» **Short task**: Every line of the data must be copied exactly.

» **Records provided**:
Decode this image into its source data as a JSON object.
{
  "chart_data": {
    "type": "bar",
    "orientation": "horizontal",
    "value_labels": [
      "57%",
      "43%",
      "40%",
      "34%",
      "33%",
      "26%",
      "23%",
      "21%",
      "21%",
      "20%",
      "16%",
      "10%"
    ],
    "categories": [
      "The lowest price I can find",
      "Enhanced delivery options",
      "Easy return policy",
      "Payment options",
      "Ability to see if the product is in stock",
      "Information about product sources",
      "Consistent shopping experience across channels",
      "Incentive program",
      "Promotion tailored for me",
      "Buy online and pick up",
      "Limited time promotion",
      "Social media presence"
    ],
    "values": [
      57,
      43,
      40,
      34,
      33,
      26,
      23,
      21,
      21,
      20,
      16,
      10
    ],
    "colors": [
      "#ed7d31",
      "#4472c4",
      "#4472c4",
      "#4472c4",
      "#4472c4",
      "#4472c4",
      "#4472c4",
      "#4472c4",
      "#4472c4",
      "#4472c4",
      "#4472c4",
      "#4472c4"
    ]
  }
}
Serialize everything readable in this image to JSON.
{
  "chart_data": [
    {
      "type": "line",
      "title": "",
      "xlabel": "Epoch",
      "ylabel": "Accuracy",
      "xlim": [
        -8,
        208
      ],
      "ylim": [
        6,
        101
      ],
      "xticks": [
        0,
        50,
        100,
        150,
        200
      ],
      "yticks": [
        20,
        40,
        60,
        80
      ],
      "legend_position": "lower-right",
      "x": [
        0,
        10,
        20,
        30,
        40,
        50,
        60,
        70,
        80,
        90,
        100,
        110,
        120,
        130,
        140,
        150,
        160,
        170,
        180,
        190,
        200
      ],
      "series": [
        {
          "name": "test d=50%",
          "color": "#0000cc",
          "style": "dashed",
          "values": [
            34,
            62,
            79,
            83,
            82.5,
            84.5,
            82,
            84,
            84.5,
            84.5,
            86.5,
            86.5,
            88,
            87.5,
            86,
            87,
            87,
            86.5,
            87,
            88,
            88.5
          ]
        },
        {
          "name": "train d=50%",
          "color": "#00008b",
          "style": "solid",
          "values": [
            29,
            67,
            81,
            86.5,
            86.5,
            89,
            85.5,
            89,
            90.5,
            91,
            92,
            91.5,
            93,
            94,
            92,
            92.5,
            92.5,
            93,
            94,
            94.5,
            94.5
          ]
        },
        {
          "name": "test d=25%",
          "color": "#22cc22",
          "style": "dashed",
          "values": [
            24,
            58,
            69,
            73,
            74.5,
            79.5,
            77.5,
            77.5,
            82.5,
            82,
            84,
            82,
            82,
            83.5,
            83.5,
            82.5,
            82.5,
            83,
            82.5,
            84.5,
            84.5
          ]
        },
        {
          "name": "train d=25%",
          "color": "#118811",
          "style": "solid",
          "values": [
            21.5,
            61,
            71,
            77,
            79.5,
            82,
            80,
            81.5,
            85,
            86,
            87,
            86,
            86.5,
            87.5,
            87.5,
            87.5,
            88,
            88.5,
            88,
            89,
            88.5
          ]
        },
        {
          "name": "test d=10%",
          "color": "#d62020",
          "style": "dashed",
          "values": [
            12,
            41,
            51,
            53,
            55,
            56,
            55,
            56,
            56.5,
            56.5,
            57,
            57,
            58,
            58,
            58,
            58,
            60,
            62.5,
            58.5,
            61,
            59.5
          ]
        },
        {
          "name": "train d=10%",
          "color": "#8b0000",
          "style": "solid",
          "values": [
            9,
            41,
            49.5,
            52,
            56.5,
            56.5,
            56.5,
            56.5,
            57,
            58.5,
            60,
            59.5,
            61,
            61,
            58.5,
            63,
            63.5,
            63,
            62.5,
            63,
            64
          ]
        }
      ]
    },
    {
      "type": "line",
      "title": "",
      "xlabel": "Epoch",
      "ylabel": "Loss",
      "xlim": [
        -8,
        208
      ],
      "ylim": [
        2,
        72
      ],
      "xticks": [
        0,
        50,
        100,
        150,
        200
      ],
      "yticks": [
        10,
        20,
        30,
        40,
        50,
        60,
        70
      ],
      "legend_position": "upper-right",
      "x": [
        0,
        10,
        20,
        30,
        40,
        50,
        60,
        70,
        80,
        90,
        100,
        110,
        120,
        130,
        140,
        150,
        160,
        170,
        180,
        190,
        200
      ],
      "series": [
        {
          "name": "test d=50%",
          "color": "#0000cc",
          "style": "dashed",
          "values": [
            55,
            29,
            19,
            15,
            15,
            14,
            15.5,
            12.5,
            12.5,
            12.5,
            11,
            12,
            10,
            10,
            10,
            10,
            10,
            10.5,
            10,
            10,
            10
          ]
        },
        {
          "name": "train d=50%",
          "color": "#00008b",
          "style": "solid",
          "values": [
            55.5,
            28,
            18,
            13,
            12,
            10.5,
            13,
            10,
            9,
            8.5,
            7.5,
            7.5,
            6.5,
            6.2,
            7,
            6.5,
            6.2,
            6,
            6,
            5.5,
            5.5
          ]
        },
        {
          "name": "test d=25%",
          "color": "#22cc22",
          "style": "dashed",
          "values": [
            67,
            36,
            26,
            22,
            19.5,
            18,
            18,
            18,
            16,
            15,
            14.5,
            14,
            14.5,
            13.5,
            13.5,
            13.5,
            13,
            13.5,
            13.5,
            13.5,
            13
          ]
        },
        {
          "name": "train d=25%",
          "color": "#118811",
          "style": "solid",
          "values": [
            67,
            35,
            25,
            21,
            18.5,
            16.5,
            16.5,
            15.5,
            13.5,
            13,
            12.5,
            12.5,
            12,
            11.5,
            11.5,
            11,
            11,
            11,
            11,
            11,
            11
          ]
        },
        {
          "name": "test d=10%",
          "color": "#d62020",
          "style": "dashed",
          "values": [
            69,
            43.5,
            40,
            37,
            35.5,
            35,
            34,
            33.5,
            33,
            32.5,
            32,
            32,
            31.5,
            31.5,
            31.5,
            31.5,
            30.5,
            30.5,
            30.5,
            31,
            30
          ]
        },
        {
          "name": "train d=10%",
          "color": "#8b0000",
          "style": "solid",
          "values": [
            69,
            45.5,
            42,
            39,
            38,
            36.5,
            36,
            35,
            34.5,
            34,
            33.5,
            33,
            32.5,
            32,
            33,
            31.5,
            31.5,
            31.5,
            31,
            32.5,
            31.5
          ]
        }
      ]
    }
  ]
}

» **Solution to this problem**:
Decode this image into its source data as a JSON object.
{
  "chart_data": {
    "type": "bar",
    "orientation": "horizontal",
    "value_labels": [
      "57%",
      "43%",
      "40%",
      "34%",
      "33%",
      "26%",
      "23%",
      "21%",
      "21%",
      "20%",
      "16%",
      "10%"
    ],
    "categories": [
      "The lowest price I can find",
      "Enhanced delivery options",
      "Easy return policy",
      "Payment options",
      "Ability to see if the product is in stock",
      "Information about product sources",
      "Consistent shopping experience across channels",
      "Incentive program",
      "Promotion tailored for me",
      "Buy online and pick up",
      "Limited time promotion",
      "Social media presence"
    ],
    "values": [
      57,
      43,
      40,
      34,
      33,
      26,
      23,
      21,
      21,
      20,
      16,
      10
    ],
    "colors": [
      "#ed7d31",
      "#4472c4",
      "#4472c4",
      "#4472c4",
      "#4472c4",
      "#4472c4",
      "#4472c4",
      "#4472c4",
      "#4472c4",
      "#4472c4",
      "#4472c4",
      "#4472c4"
    ]
  }
}
Serialize everything readable in this image to JSON.
{
  "chart_data": [
    {
      "type": "line",
      "title": "",
      "xlabel": "Epoch",
      "ylabel": "Accuracy",
      "xlim": [
        -8,
        208
      ],
      "ylim": [
        6,
        101
      ],
      "xticks": [
        0,
        50,
        100,
        150,
        200
      ],
      "yticks": [
        20,
        40,
        60,
        80
      ],
      "legend_position": "lower-right",
      "x": [
        0,
        10,
        20,
        30,
        40,
        50,
        60,
        70,
        80,
        90,
        100,
        110,
        120,
        130,
        140,
        150,
        160,
        170,
        180,
        190,
        200
      ],
      "series": [
        {
          "name": "test d=50%",
          "color": "#0000cc",
          "style": "dashed",
          "values": [
            34,
            62,
            79,
            83,
            82.5,
            84.5,
            82,
            84,
            84.5,
            84.5,
            86.5,
            86.5,
            88,
            87.5,
            86,
            87,
            87,
            86.5,
            87,
            88,
            88.5
          ]
        },
        {
          "name": "train d=50%",
          "color": "#00008b",
          "style": "solid",
          "values": [
            29,
            67,
            81,
            86.5,
            86.5,
            89,
            85.5,
            89,
            90.5,
            91,
            92,
            91.5,
            93,
            94,
            92,
            92.5,
            92.5,
            93,
            94,
            94.5,
            94.5
          ]
        },
        {
          "name": "test d=25%",
          "color": "#22cc22",
          "style": "dashed",
          "values": [
            24,
            58,
            69,
            73,
            74.5,
            79.5,
            77.5,
            77.5,
            82.5,
            82,
            84,
            82,
            82,
            83.5,
            83.5,
            82.5,
            82.5,
            83,
            82.5,
            84.5,
            84.5
          ]
        },
        {
          "name": "train d=25%",
          "color": "#118811",
          "style": "solid",
          "values": [
            21.5,
            61,
            71,
            77,
            79.5,
            82,
            80,
            81.5,
            85,
            86,
            87,
            86,
            86.5,
            87.5,
            87.5,
            87.5,
            88,
            88.5,
            88,
            89,
            88.5
          ]
        },
        {
          "name": "test d=10%",
          "color": "#d62020",
          "style": "dashed",
          "values": [
            12,
            41,
            51,
            53,
            55,
            56,
            55,
            56,
            56.5,
            56.5,
            57,
            57,
            58,
            58,
            58,
            58,
            60,
            62.5,
            58.5,
            61,
            59.5
          ]
        },
        {
          "name": "train d=10%",
          "color": "#8b0000",
          "style": "solid",
          "values": [
            9,
            41,
            49.5,
            52,
            56.5,
            56.5,
            56.5,
            56.5,
            57,
            58.5,
            60,
            59.5,
            61,
            61,
            58.5,
            63,
            63.5,
            63,
            62.5,
            63,
            64
          ]
        }
      ]
    },
    {
      "type": "line",
      "title": "",
      "xlabel": "Epoch",
      "ylabel": "Loss",
      "xlim": [
        -8,
        208
      ],
      "ylim": [
        2,
        72
      ],
      "xticks": [
        0,
        50,
        100,
        150,
        200
      ],
      "yticks": [
        10,
        20,
        30,
        40,
        50,
        60,
        70
      ],
      "legend_position": "upper-right",
      "x": [
        0,
        10,
        20,
        30,
        40,
        50,
        60,
        70,
        80,
        90,
        100,
        110,
        120,
        130,
        140,
        150,
        160,
        170,
        180,
        190,
        200
      ],
      "series": [
        {
          "name": "test d=50%",
          "color": "#0000cc",
          "style": "dashed",
          "values": [
            55,
            29,
            19,
            15,
            15,
            14,
            15.5,
            12.5,
            12.5,
            12.5,
            11,
            12,
            10,
            10,
            10,
            10,
            10,
            10.5,
            10,
            10,
            10
          ]
        },
        {
          "name": "train d=50%",
          "color": "#00008b",
          "style": "solid",
          "values": [
            55.5,
            28,
            18,
            13,
            12,
            10.5,
            13,
            10,
            9,
            8.5,
            7.5,
            7.5,
            6.5,
            6.2,
            7,
            6.5,
            6.2,
            6,
            6,
            5.5,
            5.5
          ]
        },
        {
          "name": "test d=25%",
          "color": "#22cc22",
          "style": "dashed",
          "values": [
            67,
            36,
            26,
            22,
            19.5,
            18,
            18,
            18,
            16,
            15,
            14.5,
            14,
            14.5,
            13.5,
            13.5,
            13.5,
            13,
            13.5,
            13.5,
            13.5,
            13
          ]
        },
        {
          "name": "train d=25%",
          "color": "#118811",
          "style": "solid",
          "values": [
            67,
            35,
            25,
            21,
            18.5,
            16.5,
            16.5,
            15.5,
            13.5,
            13,
            12.5,
            12.5,
            12,
            11.5,
            11.5,
            11,
            11,
            11,
            11,
            11,
            11
          ]
        },
        {
          "name": "test d=10%",
          "color": "#d62020",
          "style": "dashed",
          "values": [
            69,
            43.5,
            40,
            37,
            35.5,
            35,
            34,
            33.5,
            33,
            32.5,
            32,
            32,
            31.5,
            31.5,
            31.5,
            31.5,
            30.5,
            30.5,
            30.5,
            31,
            30
          ]
        },
        {
          "name": "train d=10%",
          "color": "#8b0000",
          "style": "solid",
          "values": [
            69,
            45.5,
            42,
            39,
            38,
            36.5,
            36,
            35,
            34.5,
            34,
            33.5,
            33,
            32.5,
            32,
            33,
            31.5,
            31.5,
            31.5,
            31,
            32.5,
            31.5
          ]
        }
      ]
    }
  ]
}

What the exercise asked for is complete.